Stated problem:
Every line of the data that contains the string "name" must be copied.

(Collected data)
########################################

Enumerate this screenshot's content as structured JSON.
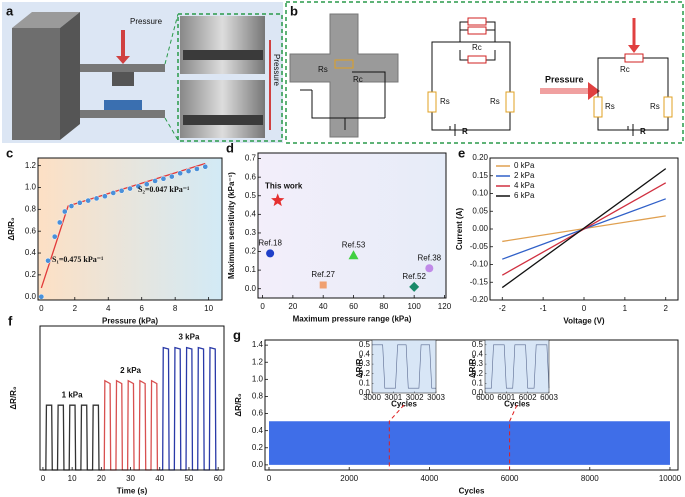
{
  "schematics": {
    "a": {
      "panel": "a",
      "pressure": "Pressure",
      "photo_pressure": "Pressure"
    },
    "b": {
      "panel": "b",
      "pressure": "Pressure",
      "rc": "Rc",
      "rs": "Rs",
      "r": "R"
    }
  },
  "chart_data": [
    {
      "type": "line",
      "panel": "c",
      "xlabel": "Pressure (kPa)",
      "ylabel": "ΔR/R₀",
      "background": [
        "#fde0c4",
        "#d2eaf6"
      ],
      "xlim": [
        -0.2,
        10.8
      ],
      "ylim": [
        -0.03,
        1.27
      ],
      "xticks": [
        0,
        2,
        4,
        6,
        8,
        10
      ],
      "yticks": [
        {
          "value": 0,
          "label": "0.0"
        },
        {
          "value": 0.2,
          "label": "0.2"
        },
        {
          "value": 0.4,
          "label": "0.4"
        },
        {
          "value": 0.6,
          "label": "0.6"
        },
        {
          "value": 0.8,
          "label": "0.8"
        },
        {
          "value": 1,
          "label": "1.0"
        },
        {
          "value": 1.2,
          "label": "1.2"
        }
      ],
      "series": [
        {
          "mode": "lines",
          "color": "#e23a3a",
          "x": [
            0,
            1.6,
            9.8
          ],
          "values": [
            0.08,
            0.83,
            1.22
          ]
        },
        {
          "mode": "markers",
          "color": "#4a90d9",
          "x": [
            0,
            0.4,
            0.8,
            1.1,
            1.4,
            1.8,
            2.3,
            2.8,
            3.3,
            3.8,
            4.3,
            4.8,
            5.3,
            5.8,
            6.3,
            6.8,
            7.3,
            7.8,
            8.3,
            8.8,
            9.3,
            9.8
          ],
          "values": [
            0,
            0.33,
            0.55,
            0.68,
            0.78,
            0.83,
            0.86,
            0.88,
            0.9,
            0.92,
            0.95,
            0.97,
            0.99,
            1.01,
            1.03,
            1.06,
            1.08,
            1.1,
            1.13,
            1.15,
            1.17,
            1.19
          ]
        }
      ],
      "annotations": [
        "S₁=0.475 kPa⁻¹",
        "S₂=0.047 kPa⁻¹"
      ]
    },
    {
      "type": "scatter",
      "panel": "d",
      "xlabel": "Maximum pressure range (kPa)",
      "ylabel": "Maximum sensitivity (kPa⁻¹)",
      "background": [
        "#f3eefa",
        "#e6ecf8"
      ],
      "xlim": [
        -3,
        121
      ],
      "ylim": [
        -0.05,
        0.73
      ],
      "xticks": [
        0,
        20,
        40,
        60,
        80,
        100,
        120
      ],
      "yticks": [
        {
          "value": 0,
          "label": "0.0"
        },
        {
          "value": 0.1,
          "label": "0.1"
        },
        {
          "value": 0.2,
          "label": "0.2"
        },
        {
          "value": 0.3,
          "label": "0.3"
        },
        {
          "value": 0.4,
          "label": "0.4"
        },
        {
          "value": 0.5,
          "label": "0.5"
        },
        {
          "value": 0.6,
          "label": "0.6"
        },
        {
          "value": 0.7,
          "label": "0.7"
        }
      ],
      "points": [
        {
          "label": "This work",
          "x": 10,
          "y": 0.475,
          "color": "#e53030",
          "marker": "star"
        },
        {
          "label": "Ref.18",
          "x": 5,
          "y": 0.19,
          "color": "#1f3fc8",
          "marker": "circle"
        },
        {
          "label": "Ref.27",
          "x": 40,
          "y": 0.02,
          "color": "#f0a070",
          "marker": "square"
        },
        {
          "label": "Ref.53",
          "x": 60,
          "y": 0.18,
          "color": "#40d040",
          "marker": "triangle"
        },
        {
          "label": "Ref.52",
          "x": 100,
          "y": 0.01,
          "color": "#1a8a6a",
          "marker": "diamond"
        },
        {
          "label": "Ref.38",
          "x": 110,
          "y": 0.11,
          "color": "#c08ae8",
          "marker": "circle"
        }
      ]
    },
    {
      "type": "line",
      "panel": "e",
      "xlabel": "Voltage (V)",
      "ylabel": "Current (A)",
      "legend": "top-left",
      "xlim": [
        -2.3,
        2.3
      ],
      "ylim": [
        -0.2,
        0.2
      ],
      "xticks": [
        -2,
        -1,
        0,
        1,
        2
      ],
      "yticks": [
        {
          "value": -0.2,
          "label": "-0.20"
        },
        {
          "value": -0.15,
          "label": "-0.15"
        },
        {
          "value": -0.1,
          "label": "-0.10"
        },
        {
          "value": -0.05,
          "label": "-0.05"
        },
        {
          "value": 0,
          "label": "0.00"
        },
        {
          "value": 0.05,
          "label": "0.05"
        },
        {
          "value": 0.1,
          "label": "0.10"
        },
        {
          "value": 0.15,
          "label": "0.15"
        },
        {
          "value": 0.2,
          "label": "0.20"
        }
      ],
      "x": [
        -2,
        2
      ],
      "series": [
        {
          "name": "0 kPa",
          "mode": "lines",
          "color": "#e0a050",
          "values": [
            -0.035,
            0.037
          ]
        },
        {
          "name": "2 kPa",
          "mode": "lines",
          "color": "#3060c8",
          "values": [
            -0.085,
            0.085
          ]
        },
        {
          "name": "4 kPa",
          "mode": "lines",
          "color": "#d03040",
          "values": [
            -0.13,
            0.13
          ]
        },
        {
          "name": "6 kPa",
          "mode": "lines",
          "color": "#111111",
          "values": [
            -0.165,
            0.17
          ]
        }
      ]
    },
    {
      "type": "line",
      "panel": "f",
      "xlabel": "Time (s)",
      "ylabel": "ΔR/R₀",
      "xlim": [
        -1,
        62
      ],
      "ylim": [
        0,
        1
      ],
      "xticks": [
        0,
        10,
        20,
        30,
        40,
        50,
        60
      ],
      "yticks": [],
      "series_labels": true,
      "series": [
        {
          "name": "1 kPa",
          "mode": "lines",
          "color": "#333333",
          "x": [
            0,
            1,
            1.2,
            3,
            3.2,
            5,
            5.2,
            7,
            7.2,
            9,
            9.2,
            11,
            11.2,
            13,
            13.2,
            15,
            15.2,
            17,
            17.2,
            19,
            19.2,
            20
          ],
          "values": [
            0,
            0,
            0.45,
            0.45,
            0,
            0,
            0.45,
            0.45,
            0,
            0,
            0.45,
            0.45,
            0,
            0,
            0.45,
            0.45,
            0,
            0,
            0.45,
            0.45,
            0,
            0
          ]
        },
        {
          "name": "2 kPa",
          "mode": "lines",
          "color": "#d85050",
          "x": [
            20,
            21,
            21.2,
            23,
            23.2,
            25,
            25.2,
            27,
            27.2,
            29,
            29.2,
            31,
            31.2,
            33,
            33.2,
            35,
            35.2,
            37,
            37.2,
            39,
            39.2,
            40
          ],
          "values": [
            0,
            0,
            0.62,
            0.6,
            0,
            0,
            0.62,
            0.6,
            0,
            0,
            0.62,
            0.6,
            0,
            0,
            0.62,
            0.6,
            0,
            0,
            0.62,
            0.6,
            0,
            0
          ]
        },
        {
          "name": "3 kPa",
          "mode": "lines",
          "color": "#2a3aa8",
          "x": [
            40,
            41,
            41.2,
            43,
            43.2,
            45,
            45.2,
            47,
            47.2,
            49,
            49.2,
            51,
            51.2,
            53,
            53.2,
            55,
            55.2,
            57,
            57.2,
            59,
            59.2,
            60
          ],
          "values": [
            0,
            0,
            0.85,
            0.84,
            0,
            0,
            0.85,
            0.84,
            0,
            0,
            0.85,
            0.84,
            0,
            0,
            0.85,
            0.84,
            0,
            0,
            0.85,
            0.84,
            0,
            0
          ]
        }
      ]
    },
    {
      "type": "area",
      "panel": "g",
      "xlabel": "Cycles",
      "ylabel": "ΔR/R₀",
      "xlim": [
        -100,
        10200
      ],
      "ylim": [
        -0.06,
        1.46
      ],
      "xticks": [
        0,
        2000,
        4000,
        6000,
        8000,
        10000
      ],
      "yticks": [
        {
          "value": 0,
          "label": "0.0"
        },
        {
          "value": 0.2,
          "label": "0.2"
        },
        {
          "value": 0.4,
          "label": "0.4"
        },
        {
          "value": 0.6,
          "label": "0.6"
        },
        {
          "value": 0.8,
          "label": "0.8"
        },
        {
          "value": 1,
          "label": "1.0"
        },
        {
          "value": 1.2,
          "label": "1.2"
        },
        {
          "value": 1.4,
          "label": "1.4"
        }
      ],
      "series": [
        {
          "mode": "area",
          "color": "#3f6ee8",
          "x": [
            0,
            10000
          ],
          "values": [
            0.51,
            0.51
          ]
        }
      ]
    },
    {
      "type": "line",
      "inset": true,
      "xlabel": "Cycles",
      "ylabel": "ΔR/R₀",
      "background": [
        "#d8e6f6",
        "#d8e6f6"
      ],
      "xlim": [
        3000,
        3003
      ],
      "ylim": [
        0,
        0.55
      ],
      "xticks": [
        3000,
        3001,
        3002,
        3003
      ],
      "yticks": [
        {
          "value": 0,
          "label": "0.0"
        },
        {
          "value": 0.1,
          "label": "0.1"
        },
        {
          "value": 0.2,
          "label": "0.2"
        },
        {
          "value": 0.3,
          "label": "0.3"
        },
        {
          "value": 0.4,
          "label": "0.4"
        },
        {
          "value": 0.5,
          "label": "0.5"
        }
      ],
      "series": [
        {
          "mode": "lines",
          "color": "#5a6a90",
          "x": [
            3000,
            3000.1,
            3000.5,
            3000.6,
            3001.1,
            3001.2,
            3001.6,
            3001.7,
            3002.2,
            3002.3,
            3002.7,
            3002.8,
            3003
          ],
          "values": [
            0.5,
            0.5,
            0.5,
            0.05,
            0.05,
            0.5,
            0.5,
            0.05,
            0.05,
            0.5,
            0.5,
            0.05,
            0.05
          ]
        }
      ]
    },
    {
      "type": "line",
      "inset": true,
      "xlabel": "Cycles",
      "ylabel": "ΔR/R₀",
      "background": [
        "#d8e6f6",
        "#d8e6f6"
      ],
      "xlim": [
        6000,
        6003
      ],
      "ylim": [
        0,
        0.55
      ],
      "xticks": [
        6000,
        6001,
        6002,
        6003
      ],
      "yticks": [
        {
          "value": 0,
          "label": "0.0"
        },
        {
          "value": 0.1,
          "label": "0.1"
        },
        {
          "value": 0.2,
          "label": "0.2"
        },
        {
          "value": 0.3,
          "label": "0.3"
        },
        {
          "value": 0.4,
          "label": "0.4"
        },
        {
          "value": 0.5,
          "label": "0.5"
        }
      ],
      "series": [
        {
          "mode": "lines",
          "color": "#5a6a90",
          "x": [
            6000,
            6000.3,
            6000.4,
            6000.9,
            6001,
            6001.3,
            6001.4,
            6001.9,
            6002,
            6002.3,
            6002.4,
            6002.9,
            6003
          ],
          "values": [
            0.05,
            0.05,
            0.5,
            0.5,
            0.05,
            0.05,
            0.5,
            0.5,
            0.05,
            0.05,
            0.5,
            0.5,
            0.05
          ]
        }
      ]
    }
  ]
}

########################################

Reply to the task:
          "name": "0 kPa",
          "name": "2 kPa",
          "name": "4 kPa",
          "name": "6 kPa",
          "name": "1 kPa",
          "name": "2 kPa",
          "name": "3 kPa",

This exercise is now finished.